> **WHAT THE TASK ASKS**:
Convert the data from the line containing "- alibaba-asset-logo-icon: [437, 396, 455, 414]" up to and including the line containing "- view-label: 次围观: [841, 401, 872, 412]" into a Markdown table with two columns, No. and Line. Number each line in sequence and omit blank lines.
-------- DATA PROVIDED --------
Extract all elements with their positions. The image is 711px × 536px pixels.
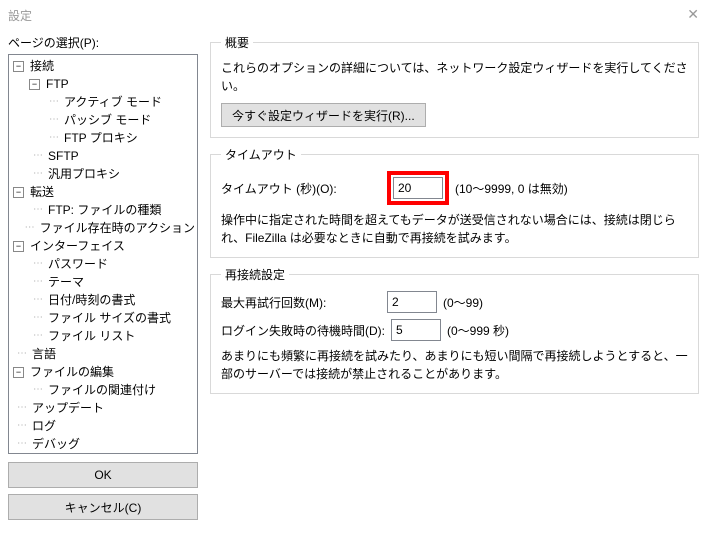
delay-label: ログイン失敗時の待機時間(D): [221, 322, 385, 339]
delay-hint: (0〜999 秒) [447, 322, 509, 339]
left-panel: ページの選択(P): −接続 −FTP ⋯アクティブ モード ⋯パッシブ モード… [0, 30, 206, 536]
right-panel: 概要 これらのオプションの詳細については、ネットワーク設定ウィザードを実行してく… [206, 30, 711, 536]
timeout-hint: (10〜9999, 0 は無効) [455, 180, 568, 197]
tree-dateformat[interactable]: 日付/時刻の書式 [46, 291, 137, 309]
tree-branch-icon: ⋯ [17, 399, 28, 417]
tree-ftp[interactable]: FTP [44, 75, 71, 93]
titlebar: 設定 ✕ [0, 0, 711, 30]
tree-branch-icon: ⋯ [17, 417, 28, 435]
tree-branch-icon: ⋯ [49, 129, 60, 147]
tree-debug[interactable]: デバッグ [30, 435, 82, 453]
tree-language[interactable]: 言語 [30, 345, 58, 363]
tree-branch-icon: ⋯ [33, 201, 44, 219]
tree-active[interactable]: アクティブ モード [62, 93, 164, 111]
reconnect-legend: 再接続設定 [221, 266, 289, 283]
tree-branch-icon: ⋯ [25, 219, 36, 237]
toggle-icon[interactable]: − [13, 187, 24, 198]
tree-branch-icon: ⋯ [17, 435, 28, 453]
highlight-box [387, 171, 449, 205]
tree-genericproxy[interactable]: 汎用プロキシ [46, 165, 122, 183]
tree-connection[interactable]: 接続 [28, 57, 56, 75]
run-wizard-button[interactable]: 今すぐ設定ウィザードを実行(R)... [221, 103, 426, 127]
cancel-button[interactable]: キャンセル(C) [8, 494, 198, 520]
timeout-input[interactable] [393, 177, 443, 199]
max-retry-label: 最大再試行回数(M): [221, 294, 381, 311]
max-retry-hint: (0〜99) [443, 294, 483, 311]
delay-input[interactable] [391, 319, 441, 341]
overview-desc: これらのオプションの詳細については、ネットワーク設定ウィザードを実行してください… [221, 59, 688, 95]
tree-interface[interactable]: インターフェイス [28, 237, 127, 255]
page-tree[interactable]: −接続 −FTP ⋯アクティブ モード ⋯パッシブ モード ⋯FTP プロキシ … [8, 54, 198, 454]
tree-branch-icon: ⋯ [17, 345, 28, 363]
ok-button[interactable]: OK [8, 462, 198, 488]
timeout-label: タイムアウト (秒)(O): [221, 180, 381, 197]
tree-branch-icon: ⋯ [49, 93, 60, 111]
tree-transfer[interactable]: 転送 [28, 183, 56, 201]
max-retry-input[interactable] [387, 291, 437, 313]
tree-passive[interactable]: パッシブ モード [62, 111, 153, 129]
reconnect-desc: あまりにも頻繁に再接続を試みたり、あまりにも短い間隔で再接続しようとすると、一部… [221, 347, 688, 383]
tree-branch-icon: ⋯ [33, 255, 44, 273]
close-icon[interactable]: ✕ [687, 6, 699, 23]
tree-log[interactable]: ログ [30, 417, 58, 435]
tree-filesize[interactable]: ファイル サイズの書式 [46, 309, 173, 327]
tree-branch-icon: ⋯ [33, 309, 44, 327]
timeout-legend: タイムアウト [221, 146, 301, 163]
tree-branch-icon: ⋯ [33, 147, 44, 165]
window-title: 設定 [8, 7, 32, 24]
toggle-icon[interactable]: − [13, 241, 24, 252]
timeout-group: タイムアウト タイムアウト (秒)(O): (10〜9999, 0 は無効) 操… [210, 146, 699, 258]
timeout-desc: 操作中に指定された時間を超えてもデータが送受信されない場合には、接続は閉じられ、… [221, 211, 688, 247]
tree-theme[interactable]: テーマ [46, 273, 86, 291]
tree-branch-icon: ⋯ [49, 111, 60, 129]
tree-branch-icon: ⋯ [33, 327, 44, 345]
overview-legend: 概要 [221, 34, 253, 51]
tree-branch-icon: ⋯ [33, 381, 44, 399]
tree-fileexists[interactable]: ファイル存在時のアクション [38, 219, 197, 237]
toggle-icon[interactable]: − [13, 367, 24, 378]
page-select-label: ページの選択(P): [8, 34, 198, 51]
tree-ftpfiletypes[interactable]: FTP: ファイルの種類 [46, 201, 163, 219]
tree-sftp[interactable]: SFTP [46, 147, 81, 165]
tree-ftpproxy[interactable]: FTP プロキシ [62, 129, 140, 147]
reconnect-group: 再接続設定 最大再試行回数(M): (0〜99) ログイン失敗時の待機時間(D)… [210, 266, 699, 394]
tree-branch-icon: ⋯ [33, 273, 44, 291]
tree-branch-icon: ⋯ [33, 291, 44, 309]
tree-branch-icon: ⋯ [33, 165, 44, 183]
tree-filelist[interactable]: ファイル リスト [46, 327, 137, 345]
tree-fileedit[interactable]: ファイルの編集 [28, 363, 116, 381]
toggle-icon[interactable]: − [13, 61, 24, 72]
tree-password[interactable]: パスワード [46, 255, 110, 273]
overview-group: 概要 これらのオプションの詳細については、ネットワーク設定ウィザードを実行してく… [210, 34, 699, 138]
tree-update[interactable]: アップデート [30, 399, 106, 417]
toggle-icon[interactable]: − [29, 79, 40, 90]
tree-fileassoc[interactable]: ファイルの関連付け [46, 381, 158, 399]
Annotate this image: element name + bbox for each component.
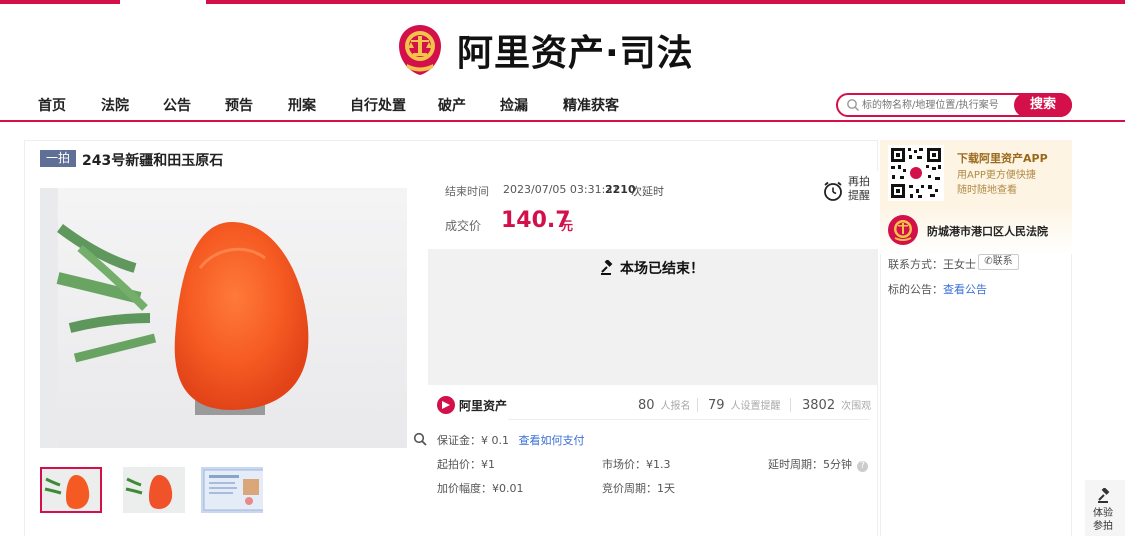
- alibaba-asset-logo-icon: [437, 396, 455, 414]
- thumbnail-3[interactable]: [201, 467, 263, 513]
- view-number: 3802: [802, 398, 836, 413]
- end-time-label: 结束时间: [445, 185, 489, 198]
- alarm-clock-icon[interactable]: [822, 180, 844, 202]
- search-icon: [847, 99, 859, 111]
- bid-increment: 加价幅度：¥0.01: [437, 482, 524, 495]
- stats-underline: [508, 419, 870, 420]
- search-input[interactable]: [862, 97, 1014, 113]
- end-time-value: 2023/07/05 03:31:31: [503, 183, 620, 196]
- nav-item-criminal[interactable]: 刑案: [288, 95, 316, 115]
- top-accent-right: [206, 0, 1125, 4]
- signup-number: 80: [638, 398, 655, 413]
- gavel-icon: [601, 260, 613, 275]
- deal-price-unit: 元: [561, 219, 574, 233]
- deposit-label: 保证金：¥ 0.1: [437, 434, 509, 447]
- contact-button-label: 联系: [992, 256, 1013, 267]
- app-download-desc: 用APP更方便快捷 随时随地查看: [957, 168, 1036, 198]
- view-label: 次围观: [841, 401, 872, 412]
- nav-item-announcement[interactable]: 公告: [163, 95, 191, 115]
- brand-name: 阿里资产: [459, 398, 508, 413]
- court-name[interactable]: 防城港市港口区人民法院: [927, 223, 1048, 239]
- auction-round-tag: 一拍: [40, 150, 76, 167]
- bidding-cycle: 竞价周期：1天: [602, 482, 675, 495]
- delay-cycle-row: 延时周期：5分钟?: [768, 456, 868, 472]
- brand-label: 阿里资产: [437, 396, 507, 414]
- deposit-row: 保证金：¥ 0.1 查看如何支付: [437, 432, 585, 448]
- jade-stone-image: [56, 222, 309, 415]
- search-box: 搜索: [836, 93, 1072, 117]
- search-button[interactable]: 搜索: [1014, 93, 1072, 117]
- experience-bidding-label[interactable]: 体验参拍: [1091, 507, 1115, 533]
- app-download-desc-line1: 用APP更方便快捷: [957, 170, 1036, 181]
- signup-label: 人报名: [660, 401, 691, 412]
- reminder-number: 79: [708, 398, 725, 413]
- nav-item-preview[interactable]: 预告: [225, 95, 253, 115]
- site-logo[interactable]: 阿里资产·司法: [397, 24, 694, 76]
- item-title: 243号新疆和田玉原石: [82, 153, 224, 169]
- reminder-label: 人设置提醒: [730, 401, 781, 412]
- delay-cycle: 延时周期：5分钟: [768, 458, 852, 471]
- stats-divider: [697, 398, 698, 412]
- top-accent-bar: [0, 0, 1125, 4]
- how-to-pay-link[interactable]: 查看如何支付: [519, 434, 585, 447]
- contact-info: 联系方式：王女士: [888, 258, 976, 271]
- thumbnail-2[interactable]: [123, 467, 185, 513]
- app-download-title: 下载阿里资产APP: [957, 152, 1048, 165]
- deal-price-label: 成交价: [445, 219, 482, 233]
- view-count: 3802 次围观: [802, 397, 871, 413]
- main-item-photo[interactable]: [40, 188, 407, 448]
- item-notice-row: 标的公告：查看公告: [888, 281, 987, 297]
- zoom-icon[interactable]: [413, 432, 427, 446]
- court-emblem-icon: [888, 215, 918, 245]
- market-price: 市场价：¥1.3: [602, 458, 671, 471]
- delay-count-label: 次延时: [631, 185, 664, 198]
- auction-ended-message: 本场已结束！: [600, 258, 704, 278]
- help-icon[interactable]: ?: [857, 461, 868, 472]
- view-notice-link[interactable]: 查看公告: [943, 283, 987, 296]
- app-download-desc-line2: 随时随地查看: [957, 185, 1017, 196]
- reminder-count: 79 人设置提醒: [708, 397, 781, 413]
- auction-ended-text: 本场已结束！: [620, 261, 704, 277]
- nav-item-bankruptcy[interactable]: 破产: [438, 95, 466, 115]
- nav-item-precise-customers[interactable]: 精准获客: [563, 95, 619, 115]
- nav-item-self-disposal[interactable]: 自行处置: [350, 95, 406, 115]
- item-notice-label: 标的公告：: [888, 283, 943, 296]
- thumbnail-image: [123, 467, 185, 513]
- court-emblem-icon: [397, 24, 443, 76]
- certificate-image: [201, 467, 263, 513]
- nav-item-court[interactable]: 法院: [101, 95, 129, 115]
- nav-item-home[interactable]: 首页: [38, 95, 66, 115]
- qr-code-image: [888, 145, 944, 201]
- nav-item-bargain[interactable]: 捡漏: [500, 95, 528, 115]
- stats-divider: [790, 398, 791, 412]
- top-accent-left: [0, 0, 120, 4]
- phone-icon: ✆: [984, 256, 993, 267]
- logo-text: 阿里资产·司法: [457, 33, 694, 74]
- signup-count: 80 人报名: [638, 397, 691, 413]
- thumbnail-1[interactable]: [40, 467, 102, 513]
- gavel-icon: [1098, 488, 1110, 503]
- contact-button[interactable]: ✆联系: [978, 254, 1019, 270]
- rebid-reminder-button[interactable]: 再拍提醒: [848, 175, 872, 203]
- start-price: 起拍价：¥1: [437, 458, 495, 471]
- thumbnail-image: [42, 469, 100, 511]
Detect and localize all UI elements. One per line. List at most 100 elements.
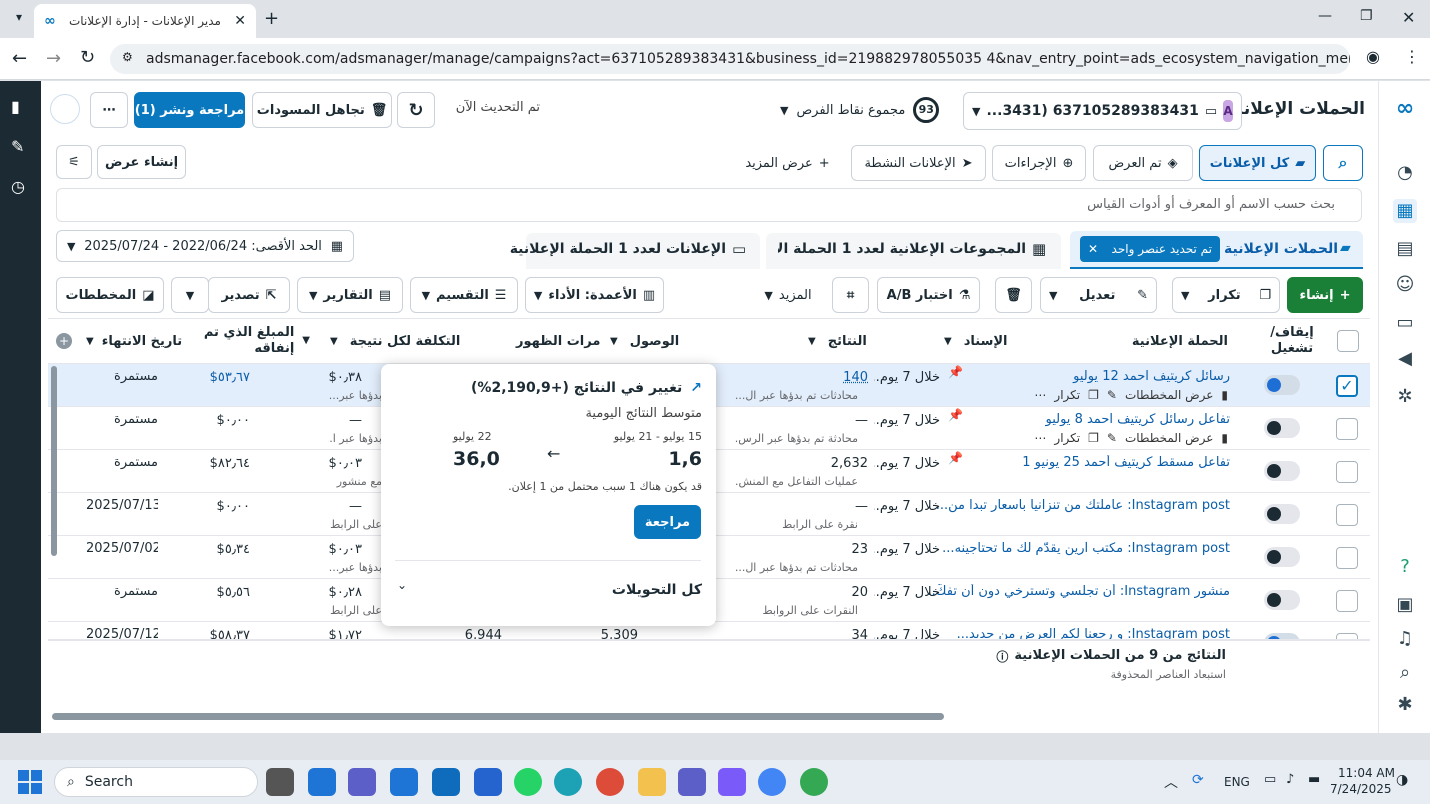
row-toggle[interactable]	[1264, 375, 1300, 395]
reports-icon[interactable]: ▣	[1393, 593, 1417, 617]
maximize-icon[interactable]: ❐	[1360, 8, 1373, 24]
duplicate-link[interactable]: تكرار	[1054, 431, 1080, 445]
col-impressions[interactable]: مرات الظهور	[516, 318, 600, 364]
select-all-checkbox[interactable]	[1337, 330, 1359, 352]
history-clock-icon[interactable]: ◷	[11, 177, 25, 196]
results-value[interactable]: 20	[738, 585, 868, 600]
date-range-picker[interactable]: ▦ الحد الأقصى: 2022/06/24 - 2025/07/24 ▼	[56, 230, 354, 262]
browser-tab[interactable]: ✕ مدير الإعلانات - إدارة الإعلانات ∞	[34, 4, 256, 38]
file-explorer-icon[interactable]	[266, 768, 294, 796]
col-reach[interactable]: الوصول ▼	[598, 318, 679, 364]
row-checkbox[interactable]	[1336, 418, 1358, 440]
tab-list-chevron-icon[interactable]: ▾	[10, 10, 28, 28]
edit-pencil-icon[interactable]: ✎	[11, 137, 24, 156]
charts-button[interactable]: ◪ المخططات	[56, 277, 164, 313]
opportunity-score[interactable]: 93 مجموع نقاط الفرص ▼	[780, 97, 940, 123]
bug-report-icon[interactable]: ✱	[1393, 693, 1417, 717]
filter-actions[interactable]: ⊕ الإجراءات	[992, 145, 1086, 181]
row-checkbox[interactable]	[1336, 633, 1358, 639]
more-icon[interactable]: ⋯	[1034, 388, 1046, 402]
volume-icon[interactable]: ♪	[1286, 772, 1294, 787]
pages-icon[interactable]: ▤	[1393, 237, 1417, 261]
row-checkbox[interactable]	[1336, 590, 1358, 612]
col-campaign[interactable]: الحملة الإعلانية	[1100, 318, 1228, 364]
pencil-icon[interactable]: ✎	[1107, 388, 1117, 402]
info-icon[interactable]: ⓘ	[996, 648, 1008, 665]
delete-button[interactable]: 🗑	[995, 277, 1032, 313]
instagram-account-avatar[interactable]	[50, 94, 80, 124]
minimize-icon[interactable]: —	[1318, 8, 1332, 24]
selected-badge[interactable]: تم تحديد عنصر واحد ✕	[1080, 236, 1220, 262]
results-value[interactable]: 34	[738, 628, 868, 639]
results-value[interactable]: 2,632	[738, 456, 868, 471]
col-cost[interactable]: التكلفة لكل نتيجة ▼	[330, 318, 460, 364]
refresh-button[interactable]: ↻	[397, 92, 435, 128]
search-button[interactable]: ⌕	[1323, 145, 1363, 181]
more-options-button[interactable]: ⋯	[90, 92, 128, 128]
url-field[interactable]: ⚙ adsmanager.facebook.com/adsmanager/man…	[110, 44, 1350, 74]
battery-icon[interactable]: ▬	[1308, 772, 1320, 787]
row-toggle[interactable]	[1264, 418, 1300, 438]
chrome-active-icon[interactable]	[758, 768, 786, 796]
row-toggle[interactable]	[1264, 633, 1300, 639]
export-button[interactable]: ⇱ تصدير	[208, 277, 290, 313]
row-toggle[interactable]	[1264, 547, 1300, 567]
account-selector[interactable]: A ▭ 637105289383431 (3431... ▼	[963, 92, 1242, 130]
campaign-name[interactable]: تفاعل مسقط كريتيف أحمد 25 يونيو 1	[928, 455, 1230, 470]
add-column-icon[interactable]: +	[56, 333, 72, 349]
results-value[interactable]: 140	[738, 370, 868, 385]
row-toggle[interactable]	[1264, 590, 1300, 610]
col-toggle[interactable]: إيقاف/ تشغيل	[1262, 318, 1322, 364]
sync-icon[interactable]: ⟳	[1192, 772, 1204, 788]
chrome-profile-icon[interactable]	[800, 768, 828, 796]
windows-start-icon[interactable]	[18, 770, 42, 794]
breakdown-dropdown[interactable]: ☰ التقسيم ▼	[410, 277, 518, 313]
network-icon[interactable]: ▭	[1264, 772, 1276, 787]
edit-button[interactable]: ✎ تعديل ▼	[1040, 277, 1157, 313]
duplicate-button[interactable]: ❐ تكرار ▼	[1172, 277, 1280, 313]
review-button[interactable]: مراجعة	[634, 505, 701, 539]
network-icon[interactable]: ✲	[1393, 385, 1417, 409]
reports-dropdown[interactable]: ▤ التقارير ▼	[297, 277, 403, 313]
export-dropdown[interactable]: ▼	[171, 277, 209, 313]
filter-active-ads[interactable]: ➤ الإعلانات النشطة	[851, 145, 986, 181]
columns-dropdown[interactable]: ▥ الأعمدة: الأداء ▼	[525, 277, 664, 313]
create-view-button[interactable]: إنشاء عرض	[97, 145, 186, 179]
notification-center-icon[interactable]: ◑	[1396, 772, 1408, 788]
row-checkbox[interactable]	[1336, 504, 1358, 526]
view-settings-button[interactable]: ⚟	[56, 145, 92, 179]
window-close-icon[interactable]: ✕	[1402, 8, 1415, 27]
chrome-icon[interactable]	[596, 768, 624, 796]
taskbar-search-box[interactable]: ⌕ Search	[54, 767, 258, 797]
create-button[interactable]: + إنشاء	[1287, 277, 1363, 313]
horizontal-scrollbar[interactable]	[52, 713, 944, 720]
search-bar[interactable]: بحث حسب الاسم أو المعرف أو أدوات القياس	[56, 188, 1362, 222]
more-views-button[interactable]: + عرض المزيد	[735, 145, 840, 181]
results-value[interactable]: 23	[738, 542, 868, 557]
campaigns-table-icon[interactable]: ▦	[1393, 199, 1417, 223]
filter-all-ads[interactable]: ▰ كل الإعلانات	[1199, 145, 1316, 181]
duplicate-link[interactable]: تكرار	[1054, 388, 1080, 402]
ab-test-button[interactable]: ⚗ اختبار A/B	[877, 277, 980, 313]
vpn-icon[interactable]	[718, 768, 746, 796]
reload-icon[interactable]: ↻	[80, 47, 95, 68]
results-value[interactable]: —	[738, 413, 868, 428]
teams-icon[interactable]	[678, 768, 706, 796]
analytics-icon[interactable]: ▮	[11, 97, 20, 116]
pencil-icon[interactable]: ✎	[1107, 431, 1117, 445]
tag-button[interactable]: ⌗	[832, 277, 869, 313]
close-tab-icon[interactable]: ✕	[234, 13, 246, 29]
row-checkbox[interactable]: ✓	[1336, 375, 1358, 397]
col-results[interactable]: النتائج ▼	[808, 318, 867, 364]
edge-icon[interactable]	[554, 768, 582, 796]
megaphone-icon[interactable]: ◀	[1393, 347, 1417, 371]
view-charts-link[interactable]: عرض المخططات	[1125, 388, 1213, 402]
billing-card-icon[interactable]: ▭	[1393, 311, 1417, 335]
more-icon[interactable]: ⋯	[1034, 431, 1046, 445]
audiences-icon[interactable]: ☺	[1393, 273, 1417, 297]
campaign-name[interactable]: رسائل كريتيف احمد 12 يوليو	[928, 369, 1230, 384]
outlook-icon[interactable]	[432, 768, 460, 796]
clock-time[interactable]: 11:04 AM	[1338, 766, 1395, 780]
row-toggle[interactable]	[1264, 461, 1300, 481]
search-icon[interactable]: ⌕	[1393, 661, 1417, 685]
--------
> **SOLVED EXERCISE**:
| No. | Line |
|---|---|
| 1 | - alibaba-asset-logo-icon: [437, 396, 455, 414] |
| 2 | - thumbnail-3[interactable]: [201, 467, 263, 513] |
| 3 | - view-number: 3802: [802, 398, 836, 413] |
| 4 | - end-time-label: 结束时间: [445, 185, 489, 198] |
| 5 | - alarm-clock-icon[interactable]: [822, 180, 844, 202] |
| 6 | - search-icon: [847, 99, 859, 111] |
| 7 | - bid-increment: 加价幅度：¥0.01: [437, 482, 524, 495] |
| 8 | - stats-underline: [508, 419, 870, 420] |
| 9 | - search-input[interactable]: [862, 97, 1014, 113] |
| 10 | - end-time-value: 2023/07/05 03:31:31: [503, 183, 620, 196] |
| 11 | - nav-item-criminal[interactable]: 刑案: [288, 95, 316, 115] |
| 12 | - top-accent-right: [206, 0, 1125, 4] |
| 13 | - signup-number: 80: [638, 398, 655, 413] |
| 14 | - gavel-icon: [601, 260, 613, 275] |
| 15 | - deal-price-unit: 元: [561, 219, 574, 233] |
| 16 | - deposit-label: 保证金：¥ 0.1: [437, 434, 509, 447] |
| 17 | - contact-button-label: 联系: [992, 256, 1013, 267] |
| 18 | - app-download-desc: 用APP更方便快捷 随时随地查看: [957, 168, 1036, 198] |
| 19 | - view-label: 次围观: [841, 401, 872, 412] |